TEXT SHOWN —

:::

# Search for gas from the disintegrating rocky exoplanet K2-22b

**Authors:** A. R. Ridden-Harper, I. A. G. Snellen, C. U. Keller, P. Molli\`ere

arXiv: 1906.08795 · 2019-08-14

## TL;DR

This study searched for circumplanetary sodium and calcium gas around the disintegrating exoplanet K2-22b using high-resolution spectroscopy, setting upper limits on gas absorption and discussing the effects of radiation pressure on detectability.

## Contribution

First to set observational upper limits on circumplanetary sodium and calcium gas around K2-22b, considering the impact of radiation pressure on gas detectability.

## Key findings

- No significant gas absorption detected in sodium and calcium lines.
- Upper limits on gas absorption were established at 9% and 1.4%.
- Radiation pressure likely accelerates gas, complicating detection.

:::

TASK SET —
[a] Output the part of the K2-22b summary between "arXiv: 1906.08795 ·" and "9% and 1.4%.", inclusive, copied word for word.
[b] List each key finding given in the K2-22b summary.
[c] Answer these from the K2-22b summary:
(i) What is its arXiv number?
(ii) What observing technique did the study use?
(iii) At what values were the upper limits on gas absorption set?

DATA LINES —

:::

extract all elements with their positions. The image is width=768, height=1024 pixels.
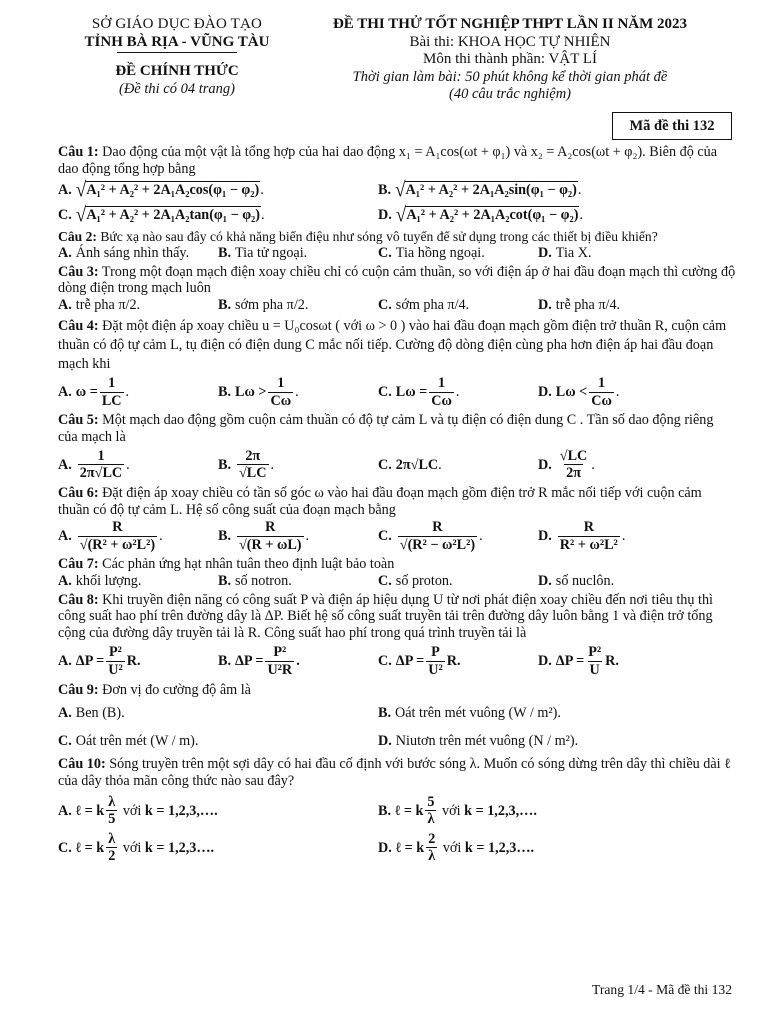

:::

THE RESULTS —
[a]
arXiv: 1906.08795 · 2019-08-14

## TL;DR

This study searched for circumplanetary sodium and calcium gas around the disintegrating exoplanet K2-22b using high-resolution spectroscopy, setting upper limits on gas absorption and discussing the effects of radiation pressure on detectability.

## Contribution

First to set observational upper limits on circumplanetary sodium and calcium gas around K2-22b, considering the impact of radiation pressure on gas detectability.

## Key findings

- No significant gas absorption detected in sodium and calcium lines.
- Upper limits on gas absorption were established at 9% and 1.4%.

[b]
- No significant gas absorption detected in sodium and calcium lines.
- Upper limits on gas absorption were established at 9% and 1.4%.
- Radiation pressure likely accelerates gas, complicating detection.

[c]
(i) 1906.08795
(ii) High-resolution spectroscopy
(iii) 9% and 1.4%